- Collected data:

◆ ◆ ◆ ◆ ◆

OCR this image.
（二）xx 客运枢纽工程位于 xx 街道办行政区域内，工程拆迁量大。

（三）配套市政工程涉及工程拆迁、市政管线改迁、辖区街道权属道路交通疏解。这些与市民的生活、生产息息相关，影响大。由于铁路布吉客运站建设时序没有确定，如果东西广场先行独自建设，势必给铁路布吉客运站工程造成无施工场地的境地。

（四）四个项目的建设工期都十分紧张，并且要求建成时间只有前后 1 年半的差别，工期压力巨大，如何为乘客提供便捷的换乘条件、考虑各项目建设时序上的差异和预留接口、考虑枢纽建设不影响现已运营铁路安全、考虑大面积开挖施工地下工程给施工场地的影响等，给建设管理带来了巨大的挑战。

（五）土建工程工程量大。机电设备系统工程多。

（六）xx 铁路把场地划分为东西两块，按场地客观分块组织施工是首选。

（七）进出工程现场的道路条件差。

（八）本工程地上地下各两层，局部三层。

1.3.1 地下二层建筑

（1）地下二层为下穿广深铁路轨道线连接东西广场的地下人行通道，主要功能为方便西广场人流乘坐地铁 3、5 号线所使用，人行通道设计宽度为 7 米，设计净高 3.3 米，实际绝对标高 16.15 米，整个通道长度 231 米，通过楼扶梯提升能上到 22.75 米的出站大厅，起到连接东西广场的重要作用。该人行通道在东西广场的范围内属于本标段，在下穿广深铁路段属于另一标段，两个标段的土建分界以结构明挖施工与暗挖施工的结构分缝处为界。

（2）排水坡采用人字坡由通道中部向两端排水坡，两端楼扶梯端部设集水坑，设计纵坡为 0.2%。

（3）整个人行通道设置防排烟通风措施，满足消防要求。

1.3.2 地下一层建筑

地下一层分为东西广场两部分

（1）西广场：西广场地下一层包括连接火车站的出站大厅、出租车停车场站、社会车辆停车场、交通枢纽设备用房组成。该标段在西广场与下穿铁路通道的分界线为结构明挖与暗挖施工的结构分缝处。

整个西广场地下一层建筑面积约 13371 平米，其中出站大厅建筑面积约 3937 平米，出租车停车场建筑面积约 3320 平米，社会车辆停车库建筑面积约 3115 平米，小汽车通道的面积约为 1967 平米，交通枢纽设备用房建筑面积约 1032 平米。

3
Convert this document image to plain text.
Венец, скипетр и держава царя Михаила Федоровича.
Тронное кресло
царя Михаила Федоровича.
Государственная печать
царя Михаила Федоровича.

◆ ◆ ◆ ◆ ◆

- AIM OF THE EXERCISE: Your task is to reproduce the whole listing exactly.

- TASK SOLUTION:
OCR this image.
（二）xx 客运枢纽工程位于 xx 街道办行政区域内，工程拆迁量大。

（三）配套市政工程涉及工程拆迁、市政管线改迁、辖区街道权属道路交通疏解。这些与市民的生活、生产息息相关，影响大。由于铁路布吉客运站建设时序没有确定，如果东西广场先行独自建设，势必给铁路布吉客运站工程造成无施工场地的境地。

（四）四个项目的建设工期都十分紧张，并且要求建成时间只有前后 1 年半的差别，工期压力巨大，如何为乘客提供便捷的换乘条件、考虑各项目建设时序上的差异和预留接口、考虑枢纽建设不影响现已运营铁路安全、考虑大面积开挖施工地下工程给施工场地的影响等，给建设管理带来了巨大的挑战。

（五）土建工程工程量大。机电设备系统工程多。

（六）xx 铁路把场地划分为东西两块，按场地客观分块组织施工是首选。

（七）进出工程现场的道路条件差。

（八）本工程地上地下各两层，局部三层。

1.3.1 地下二层建筑

（1）地下二层为下穿广深铁路轨道线连接东西广场的地下人行通道，主要功能为方便西广场人流乘坐地铁 3、5 号线所使用，人行通道设计宽度为 7 米，设计净高 3.3 米，实际绝对标高 16.15 米，整个通道长度 231 米，通过楼扶梯提升能上到 22.75 米的出站大厅，起到连接东西广场的重要作用。该人行通道在东西广场的范围内属于本标段，在下穿广深铁路段属于另一标段，两个标段的土建分界以结构明挖施工与暗挖施工的结构分缝处为界。

（2）排水坡采用人字坡由通道中部向两端排水坡，两端楼扶梯端部设集水坑，设计纵坡为 0.2%。

（3）整个人行通道设置防排烟通风措施，满足消防要求。

1.3.2 地下一层建筑

地下一层分为东西广场两部分

（1）西广场：西广场地下一层包括连接火车站的出站大厅、出租车停车场站、社会车辆停车场、交通枢纽设备用房组成。该标段在西广场与下穿铁路通道的分界线为结构明挖与暗挖施工的结构分缝处。

整个西广场地下一层建筑面积约 13371 平米，其中出站大厅建筑面积约 3937 平米，出租车停车场建筑面积约 3320 平米，社会车辆停车库建筑面积约 3115 平米，小汽车通道的面积约为 1967 平米，交通枢纽设备用房建筑面积约 1032 平米。

3
Convert this document image to plain text.
Венец, скипетр и держава царя Михаила Федоровича.
Тронное кресло
царя Михаила Федоровича.
Государственная печать
царя Михаила Федоровича.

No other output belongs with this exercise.